-- What you need to do --
Each line that holds the string "όπως" counts once; say how many such lines there are and add nothing.

Saved data entries
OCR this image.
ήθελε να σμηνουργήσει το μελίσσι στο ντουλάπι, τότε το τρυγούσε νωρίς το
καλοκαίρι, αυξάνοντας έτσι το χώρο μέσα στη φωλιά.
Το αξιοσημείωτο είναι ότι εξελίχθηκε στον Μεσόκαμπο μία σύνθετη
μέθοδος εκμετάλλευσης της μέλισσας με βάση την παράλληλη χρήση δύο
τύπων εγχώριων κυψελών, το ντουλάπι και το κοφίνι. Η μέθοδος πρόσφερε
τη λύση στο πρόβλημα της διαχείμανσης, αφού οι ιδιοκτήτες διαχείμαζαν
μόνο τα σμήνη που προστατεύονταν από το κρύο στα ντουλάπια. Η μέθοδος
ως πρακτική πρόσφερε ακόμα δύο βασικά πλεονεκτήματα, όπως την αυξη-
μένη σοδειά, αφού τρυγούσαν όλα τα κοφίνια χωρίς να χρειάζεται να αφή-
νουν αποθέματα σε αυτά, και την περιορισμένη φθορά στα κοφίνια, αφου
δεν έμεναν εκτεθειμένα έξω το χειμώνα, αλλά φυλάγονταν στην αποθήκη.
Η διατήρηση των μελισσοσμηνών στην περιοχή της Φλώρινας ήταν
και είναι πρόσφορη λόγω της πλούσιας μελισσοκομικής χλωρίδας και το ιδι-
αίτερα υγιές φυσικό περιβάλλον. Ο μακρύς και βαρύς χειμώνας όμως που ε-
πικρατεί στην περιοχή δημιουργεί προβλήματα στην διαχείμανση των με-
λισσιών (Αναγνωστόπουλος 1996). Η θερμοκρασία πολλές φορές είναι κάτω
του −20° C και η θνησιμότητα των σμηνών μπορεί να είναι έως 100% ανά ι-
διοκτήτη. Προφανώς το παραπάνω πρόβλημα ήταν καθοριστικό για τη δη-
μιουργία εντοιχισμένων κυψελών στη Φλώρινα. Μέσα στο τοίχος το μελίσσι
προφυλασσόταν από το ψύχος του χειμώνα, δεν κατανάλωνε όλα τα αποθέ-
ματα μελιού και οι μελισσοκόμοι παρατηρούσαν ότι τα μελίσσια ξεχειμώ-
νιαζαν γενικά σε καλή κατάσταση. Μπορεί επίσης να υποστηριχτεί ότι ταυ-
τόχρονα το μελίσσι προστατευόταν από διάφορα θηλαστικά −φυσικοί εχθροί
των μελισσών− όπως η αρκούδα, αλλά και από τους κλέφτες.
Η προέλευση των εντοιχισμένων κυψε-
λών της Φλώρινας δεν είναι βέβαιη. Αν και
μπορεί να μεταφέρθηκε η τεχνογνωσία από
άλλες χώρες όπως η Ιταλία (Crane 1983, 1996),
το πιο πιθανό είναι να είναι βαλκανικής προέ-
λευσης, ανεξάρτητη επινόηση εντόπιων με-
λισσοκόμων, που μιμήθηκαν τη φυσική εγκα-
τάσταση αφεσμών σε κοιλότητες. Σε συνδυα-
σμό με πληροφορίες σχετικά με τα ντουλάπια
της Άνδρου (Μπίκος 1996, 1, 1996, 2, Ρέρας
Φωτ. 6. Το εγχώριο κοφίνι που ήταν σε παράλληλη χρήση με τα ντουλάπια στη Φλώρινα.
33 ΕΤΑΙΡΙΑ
...
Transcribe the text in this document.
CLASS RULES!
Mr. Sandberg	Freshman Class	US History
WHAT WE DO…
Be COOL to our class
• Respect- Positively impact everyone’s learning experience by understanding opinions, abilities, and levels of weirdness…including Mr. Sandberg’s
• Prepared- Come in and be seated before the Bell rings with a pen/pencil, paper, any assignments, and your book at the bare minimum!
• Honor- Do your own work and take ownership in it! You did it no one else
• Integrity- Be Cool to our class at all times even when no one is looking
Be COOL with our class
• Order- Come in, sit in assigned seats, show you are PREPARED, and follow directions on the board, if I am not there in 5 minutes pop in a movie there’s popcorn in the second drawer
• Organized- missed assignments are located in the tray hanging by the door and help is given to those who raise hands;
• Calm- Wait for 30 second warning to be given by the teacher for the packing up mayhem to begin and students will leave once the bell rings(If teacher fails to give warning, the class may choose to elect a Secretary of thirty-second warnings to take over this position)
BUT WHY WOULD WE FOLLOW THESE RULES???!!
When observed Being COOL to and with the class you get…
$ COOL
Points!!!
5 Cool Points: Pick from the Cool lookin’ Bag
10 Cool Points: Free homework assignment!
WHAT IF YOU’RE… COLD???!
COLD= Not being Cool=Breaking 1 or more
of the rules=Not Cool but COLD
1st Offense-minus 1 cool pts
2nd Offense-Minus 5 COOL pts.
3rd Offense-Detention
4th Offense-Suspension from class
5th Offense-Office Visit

-- Complete response --
3